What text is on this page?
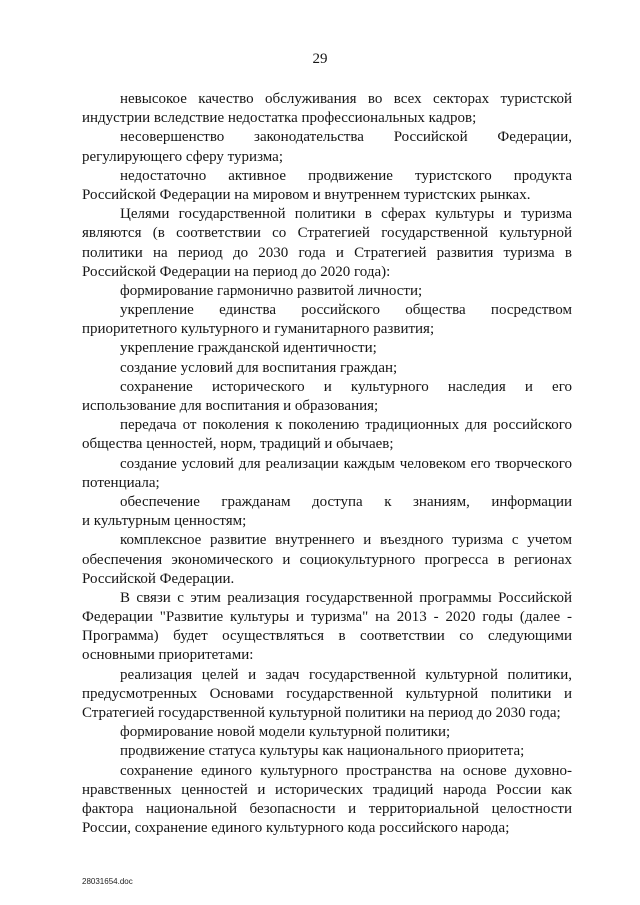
29
невысокое качество обслуживания во всех секторах туристской
индустрии вследствие недостатка профессиональных кадров;
несовершенство законодательства Российской Федерации,
регулирующего сферу туризма;
недостаточно активное продвижение туристского продукта
Российской Федерации на мировом и внутреннем туристских рынках.
Целями государственной политики в сферах культуры и туризма
являются (в соответствии со Стратегией государственной культурной
политики на период до 2030 года и Стратегией развития туризма в
Российской Федерации на период до 2020 года):
формирование гармонично развитой личности;
укрепление единства российского общества посредством
приоритетного культурного и гуманитарного развития;
укрепление гражданской идентичности;
создание условий для воспитания граждан;
сохранение исторического и культурного наследия и его
использование для воспитания и образования;
передача от поколения к поколению традиционных для российского
общества ценностей, норм, традиций и обычаев;
создание условий для реализации каждым человеком его творческого
потенциала;
обеспечение гражданам доступа к знаниям, информации
и культурным ценностям;
комплексное развитие внутреннего и въездного туризма с учетом
обеспечения экономического и социокультурного прогресса в регионах
Российской Федерации.
В связи с этим реализация государственной программы Российской
Федерации "Развитие культуры и туризма" на 2013 - 2020 годы (далее -
Программа) будет осуществляться в соответствии со следующими
основными приоритетами:
реализация целей и задач государственной культурной политики,
предусмотренных Основами государственной культурной политики и
Стратегией государственной культурной политики на период до 2030 года;
формирование новой модели культурной политики;
продвижение статуса культуры как национального приоритета;
сохранение единого культурного пространства на основе духовно-
нравственных ценностей и исторических традиций народа России как
фактора национальной безопасности и территориальной целостности
России, сохранение единого культурного кода российского народа;
28031654.doc
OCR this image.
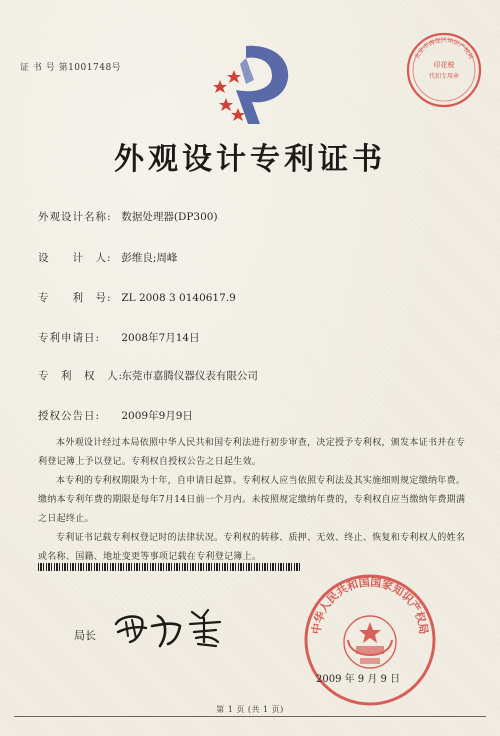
证 书 号 第1001748号	印花税
代扣专用章
北京市海淀区知识产权局
外观设计专利证书
外观设计名称: 数据处理器(DP300)
设　　计　人: 彭维良;周峰
专　　利　号: ZL 2008 3 0140617.9
专利申请日: 2008年7月14日
专　利　权　人: 东莞市嘉腾仪器仪表有限公司
授权公告日: 2009年9月9日

本外观设计经过本局依照中华人民共和国专利法进行初步审查，决定授予专利权，颁发本证书并在专利登记簿上予以登记。专利权自授权公告之日起生效。

本专利的专利权期限为十年，自申请日起算。专利权人应当依照专利法及其实施细则规定缴纳年费。缴纳本专利年费的期限是每年7月14日前一个月内。未按照规定缴纳年费的，专利权自应当缴纳年费期满之日起终止。

专利证书记载专利权登记时的法律状况。专利权的转移、质押、无效、终止、恢复和专利权人的姓名或名称、国籍、地址变更等事项记载在专利登记簿上。

局长
中华人民共和国国家知识产权局
2009 年 9 月 9 日
第 1 页 (共 1 页)
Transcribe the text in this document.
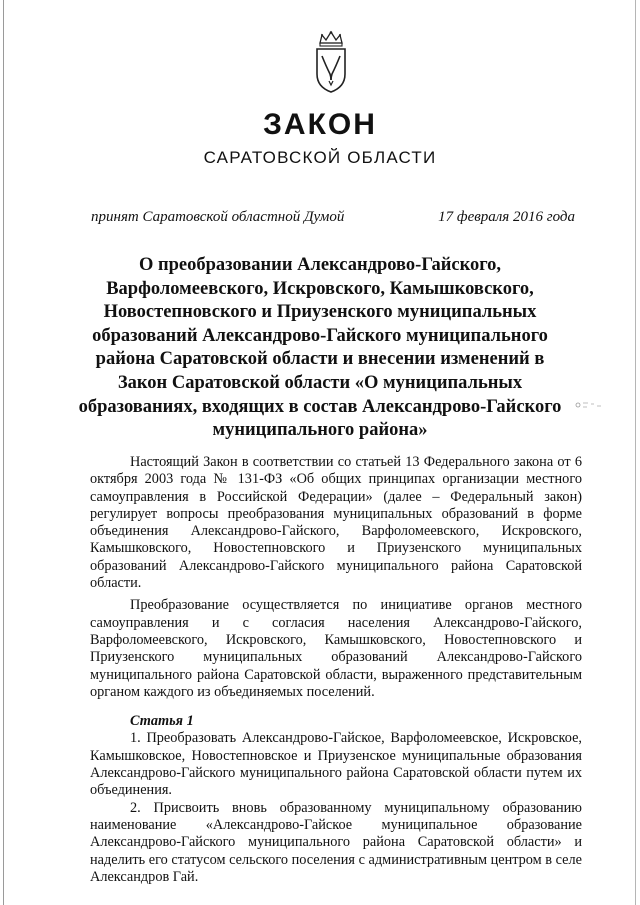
ЗАКОН
САРАТОВСКОЙ ОБЛАСТИ
принят Саратовской областной Думой	17 февраля 2016 года
О преобразовании Александрово-Гайского, Варфоломеевского, Искровского, Камышковского, Новостепновского и Приузенского муниципальных образований Александрово-Гайского муниципального района Саратовской области и внесении изменений в Закон Саратовской области «О муниципальных образованиях, входящих в состав Александрово-Гайского муниципального района»

Настоящий Закон в соответствии со статьей 13 Федерального закона от 6 октября 2003 года № 131-ФЗ «Об общих принципах организации местного самоуправления в Российской Федерации» (далее – Федеральный закон) регулирует вопросы преобразования муниципальных образований в форме объединения Александрово-Гайского, Варфоломеевского, Искровского, Камышковского, Новостепновского и Приузенского муниципальных образований Александрово-Гайского муниципального района Саратовской области.

Преобразование осуществляется по инициативе органов местного самоуправления и с согласия населения Александрово-Гайского, Варфоломеевского, Искровского, Камышковского, Новостепновского и Приузенского муниципальных образований Александрово-Гайского муниципального района Саратовской области, выраженного представительным органом каждого из объединяемых поселений.

Статья 1

1. Преобразовать Александрово-Гайское, Варфоломеевское, Искровское, Камышковское, Новостепновское и Приузенское муниципальные образования Александрово-Гайского муниципального района Саратовской области путем их объединения.

2. Присвоить вновь образованному муниципальному образованию наименование «Александрово-Гайское муниципальное образование Александрово-Гайского муниципального района Саратовской области» и наделить его статусом сельского поселения с административным центром в селе Александров Гай.
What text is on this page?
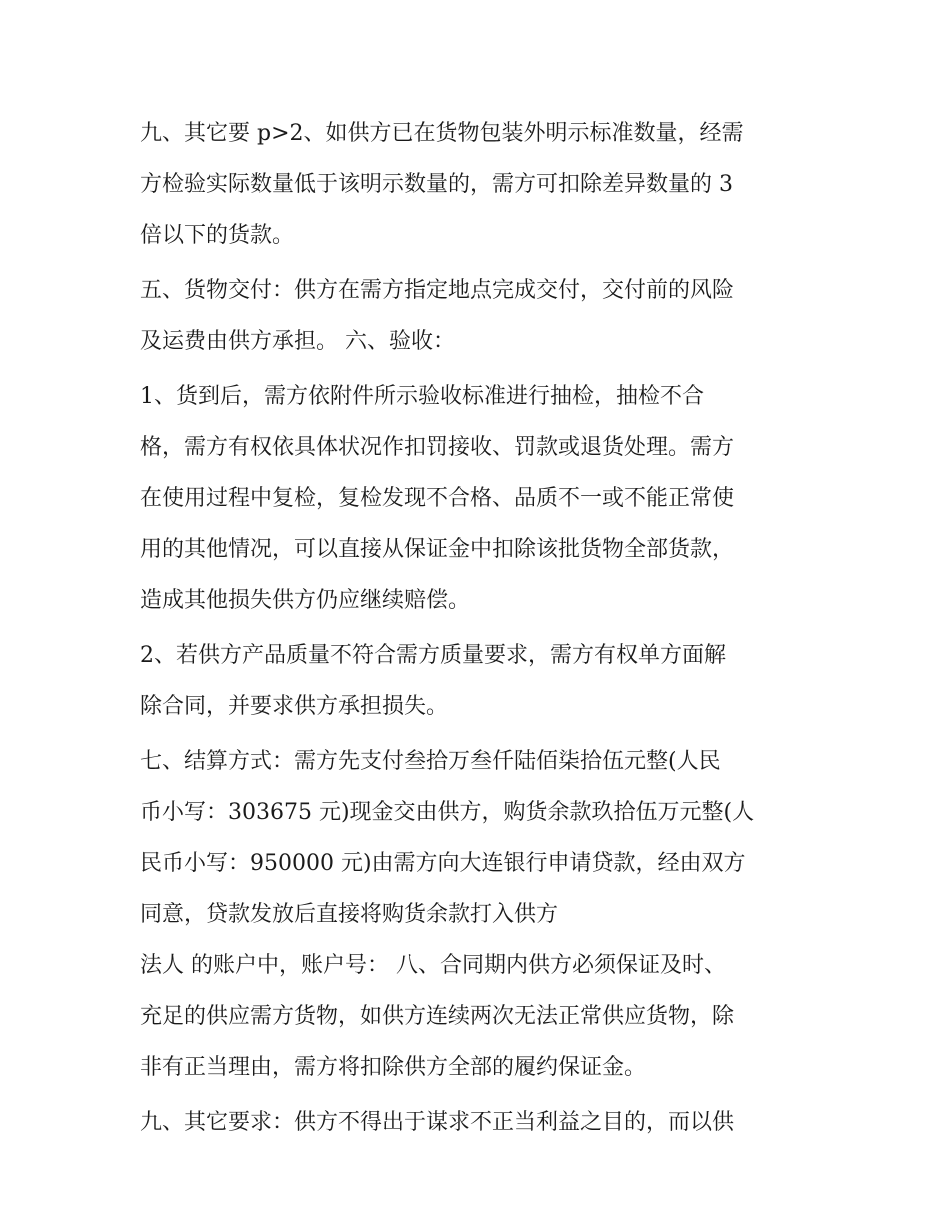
九、其它要 p>2、如供方已在货物包装外明示标准数量，经需
方检验实际数量低于该明示数量的，需方可扣除差异数量的 3
倍以下的货款。
五、货物交付：供方在需方指定地点完成交付，交付前的风险
及运费由供方承担。 六、验收：
1、货到后，需方依附件所示验收标准进行抽检，抽检不合
格，需方有权依具体状况作扣罚接收、罚款或退货处理。需方
在使用过程中复检，复检发现不合格、品质不一或不能正常使
用的其他情况，可以直接从保证金中扣除该批货物全部货款，
造成其他损失供方仍应继续赔偿。
2、若供方产品质量不符合需方质量要求，需方有权单方面解
除合同，并要求供方承担损失。
七、结算方式：需方先支付叁拾万叁仟陆佰柒拾伍元整(人民
币小写：303675 元)现金交由供方，购货余款玖拾伍万元整(人
民币小写：950000 元)由需方向大连银行申请贷款，经由双方
同意，贷款发放后直接将购货余款打入供方
法人 的账户中，账户号： 八、合同期内供方必须保证及时、
充足的供应需方货物，如供方连续两次无法正常供应货物，除
非有正当理由，需方将扣除供方全部的履约保证金。
九、其它要求：供方不得出于谋求不正当利益之目的，而以供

========================================

• WRITTEN REQUEST
Copy every line of the data that holds the string "период".

• WRITTEN ANSWER
политики на период до 2030 года и Стратегией развития туризма в
Российской Федерации на период до 2020 года):
Стратегией государственной культурной политики на период до 2030 года;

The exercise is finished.